## READING TEXT
################

WebAudio -- audio processing in the web browser

The WebAudio API is a way to construct audio scenes that run in the browser, including sound file playback, oscilllators, filters, and effects, and also audio spatialization.

Current support: https://caniuse.com/?search=webaudio -- verified that it works on Quest 3 for example
MDN documentation of the WebAudio API: https://developer.mozilla.org/en-US/docs/Web/API/Web_Audio_API

Starting an AudioContext

The basic concept is creating an "audio graph", which operates similarly to a suite of audio plugins or a Max patch, in that a number of audio "Nodes" are connected together, with one Node possibly processing the audio output of another Node, etc.

Generally it involves a few steps. First we need an AudioContext as the "scene" container:

const AudioContext = window.AudioContext || window.webkitAudioContext;
const audioContext = new AudioContext();

For security reasons, a WebAudio context cannot start without at least one user interaction on the page, such as a click. Here's one way to do this:

// WebAudio requires a click to start audio:
document.body.onclick = () => {
    audioContext.resume();
};

Or, for a more complex process of setup, we might want a "start button" in the HTML page, and we can respond like so:

const startButton = document.getElementById('startButton');
startButton.addEventListener( 'click', function init() {
    audioContext.resume();
});

Adding AudioNodes to the graph

Now we can create AudioNodes of many different kinds, and connect them together.

################

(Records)

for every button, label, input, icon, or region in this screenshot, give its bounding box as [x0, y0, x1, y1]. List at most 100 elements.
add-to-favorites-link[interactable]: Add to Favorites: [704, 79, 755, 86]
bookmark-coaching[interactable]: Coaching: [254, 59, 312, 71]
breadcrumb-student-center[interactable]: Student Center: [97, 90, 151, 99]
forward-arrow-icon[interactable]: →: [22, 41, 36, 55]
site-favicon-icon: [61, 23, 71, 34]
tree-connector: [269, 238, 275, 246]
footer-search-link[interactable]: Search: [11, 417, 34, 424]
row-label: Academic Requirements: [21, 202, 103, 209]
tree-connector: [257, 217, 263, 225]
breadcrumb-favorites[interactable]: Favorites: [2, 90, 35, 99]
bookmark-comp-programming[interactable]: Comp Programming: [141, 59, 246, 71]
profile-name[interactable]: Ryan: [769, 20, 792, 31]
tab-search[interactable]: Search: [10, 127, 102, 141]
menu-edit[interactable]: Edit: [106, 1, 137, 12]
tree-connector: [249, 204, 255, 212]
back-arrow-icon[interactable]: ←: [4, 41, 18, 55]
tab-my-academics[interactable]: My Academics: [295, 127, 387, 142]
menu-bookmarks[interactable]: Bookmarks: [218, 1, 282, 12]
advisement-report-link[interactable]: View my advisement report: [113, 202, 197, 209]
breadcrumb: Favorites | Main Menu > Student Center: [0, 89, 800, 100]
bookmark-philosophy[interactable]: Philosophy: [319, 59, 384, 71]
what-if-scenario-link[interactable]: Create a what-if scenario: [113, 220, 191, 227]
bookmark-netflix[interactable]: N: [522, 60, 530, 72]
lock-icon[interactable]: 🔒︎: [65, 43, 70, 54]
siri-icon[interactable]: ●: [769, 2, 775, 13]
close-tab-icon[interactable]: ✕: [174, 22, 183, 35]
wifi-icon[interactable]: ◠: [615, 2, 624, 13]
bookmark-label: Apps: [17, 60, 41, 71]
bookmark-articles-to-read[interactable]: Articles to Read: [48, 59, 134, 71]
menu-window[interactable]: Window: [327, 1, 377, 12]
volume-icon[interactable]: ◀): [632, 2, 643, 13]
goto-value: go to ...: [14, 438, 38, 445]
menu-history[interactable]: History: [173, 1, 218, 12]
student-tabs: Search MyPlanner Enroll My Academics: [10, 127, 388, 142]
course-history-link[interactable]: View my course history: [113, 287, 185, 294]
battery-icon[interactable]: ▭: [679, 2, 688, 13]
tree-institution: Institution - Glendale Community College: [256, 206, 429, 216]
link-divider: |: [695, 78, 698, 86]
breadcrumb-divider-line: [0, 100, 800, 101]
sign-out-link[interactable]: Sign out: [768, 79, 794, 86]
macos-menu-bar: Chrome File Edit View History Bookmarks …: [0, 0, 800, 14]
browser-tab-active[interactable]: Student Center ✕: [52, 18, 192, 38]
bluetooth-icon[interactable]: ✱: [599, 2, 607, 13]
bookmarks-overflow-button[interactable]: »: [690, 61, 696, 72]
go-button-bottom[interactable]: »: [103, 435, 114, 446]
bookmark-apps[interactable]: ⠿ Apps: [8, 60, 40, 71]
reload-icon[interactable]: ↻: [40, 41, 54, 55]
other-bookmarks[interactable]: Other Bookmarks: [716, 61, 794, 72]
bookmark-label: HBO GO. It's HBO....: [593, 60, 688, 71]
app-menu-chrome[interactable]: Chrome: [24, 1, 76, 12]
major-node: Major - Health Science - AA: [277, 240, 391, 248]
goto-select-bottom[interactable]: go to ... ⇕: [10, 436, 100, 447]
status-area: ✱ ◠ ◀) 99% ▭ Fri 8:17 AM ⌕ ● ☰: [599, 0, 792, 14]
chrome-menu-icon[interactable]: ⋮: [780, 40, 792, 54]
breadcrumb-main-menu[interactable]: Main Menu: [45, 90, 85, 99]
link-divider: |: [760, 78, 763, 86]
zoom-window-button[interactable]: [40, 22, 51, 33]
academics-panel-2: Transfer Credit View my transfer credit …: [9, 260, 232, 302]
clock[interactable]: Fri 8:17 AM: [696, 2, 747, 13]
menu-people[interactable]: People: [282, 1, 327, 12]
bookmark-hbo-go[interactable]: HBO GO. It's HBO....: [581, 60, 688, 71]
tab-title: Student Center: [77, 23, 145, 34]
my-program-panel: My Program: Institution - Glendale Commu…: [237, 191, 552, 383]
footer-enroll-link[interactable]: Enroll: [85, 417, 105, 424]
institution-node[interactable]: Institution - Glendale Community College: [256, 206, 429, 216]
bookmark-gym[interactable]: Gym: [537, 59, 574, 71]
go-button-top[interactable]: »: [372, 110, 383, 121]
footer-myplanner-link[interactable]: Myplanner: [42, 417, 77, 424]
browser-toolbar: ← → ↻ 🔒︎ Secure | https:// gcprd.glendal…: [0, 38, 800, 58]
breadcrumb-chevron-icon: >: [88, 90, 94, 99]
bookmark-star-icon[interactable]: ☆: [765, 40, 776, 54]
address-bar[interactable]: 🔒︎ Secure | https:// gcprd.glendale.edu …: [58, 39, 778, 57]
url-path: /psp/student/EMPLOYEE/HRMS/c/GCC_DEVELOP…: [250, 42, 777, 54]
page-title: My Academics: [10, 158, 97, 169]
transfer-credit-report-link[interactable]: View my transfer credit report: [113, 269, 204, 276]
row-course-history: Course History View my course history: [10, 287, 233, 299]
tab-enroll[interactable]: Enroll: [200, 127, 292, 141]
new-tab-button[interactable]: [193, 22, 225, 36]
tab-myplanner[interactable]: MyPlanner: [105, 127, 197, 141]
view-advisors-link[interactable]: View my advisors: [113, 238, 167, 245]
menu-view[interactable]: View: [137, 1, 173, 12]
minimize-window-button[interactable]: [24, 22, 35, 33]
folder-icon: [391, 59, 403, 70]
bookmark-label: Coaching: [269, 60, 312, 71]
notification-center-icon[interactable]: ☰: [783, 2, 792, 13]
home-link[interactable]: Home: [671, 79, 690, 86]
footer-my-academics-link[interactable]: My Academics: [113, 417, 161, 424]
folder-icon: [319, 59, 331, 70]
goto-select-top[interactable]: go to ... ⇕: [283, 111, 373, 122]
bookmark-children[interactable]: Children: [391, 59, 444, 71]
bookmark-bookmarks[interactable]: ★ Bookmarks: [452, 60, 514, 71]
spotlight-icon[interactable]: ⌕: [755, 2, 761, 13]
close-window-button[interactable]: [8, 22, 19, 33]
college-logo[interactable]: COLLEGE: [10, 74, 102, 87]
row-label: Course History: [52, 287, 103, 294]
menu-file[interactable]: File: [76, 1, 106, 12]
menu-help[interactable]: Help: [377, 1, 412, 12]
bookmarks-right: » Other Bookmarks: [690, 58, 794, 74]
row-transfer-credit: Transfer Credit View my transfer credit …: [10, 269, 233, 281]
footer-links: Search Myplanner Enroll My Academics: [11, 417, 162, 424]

################

## SHORT PROBLEM
Can you carry on the WebAudio text from its last sentence?

## EXERCISE OUTPUT
// Create a "Gain" node, so that you can set the level of whatever audio passes through it
const outputGainNode = context.createGain();
outputGainNode.gain.value = 0.5;
// connect this to the output destination of the audio context:
outputGainNode.connect(audioContext.destination);

// create a simple oscillator:
let myOscillator = audioContext.createOscillator();
myOscillator.frequency.value = 440; // Hz
// connect oscillator to our outputGainNode
myOscillator.connect(outputGainNode);
// start it playing
myOscillator.start();

// can also stop():
myOscillator.stop(audioContext.currentTime + 2); // Stop after two seconds

Note that the src.connect(dst) call can also specify specific input and output channels, like this src.connect(dst, src_channel, dst_channel).

An output can be connected to more than one input, and vice versa, several outputs can connect to one input (and in that case, the signals will be added together at that input). You can even patch feedback loops -- even patching an output of a node to its own inputs!

We can also disconnect nodes like this: src.disconnect() or src.disconnect(dst) or src.disconnect(dst, src_channel, dst_channel).

When we set the gainNode's gain or the oscillator's frequency, we are actually interacting with AudioParams. We can either directly set them (as we did above with e.g. myOscilllator.frequency.value = 440) or we can schedule changes at specific times relative to AudioContext.currentTime. Or -- we can also use .connect() to set one AudioNode's output to control the AudioParam of another AudioNode. For example, here is a simple frequency-modulation:

let carOsc = audioContext.createOscillator()
carOsc.frequency.value = 440
// some nodes require a .start()
carOsc.start()
// there is also a .stop(), but after that the Node cannot be used anymore. 

let modOsc = audioContext.createOscillator()
modOsc.frequency.value = 440
modOsc.start() 

let modLevel = audioContext.createGain()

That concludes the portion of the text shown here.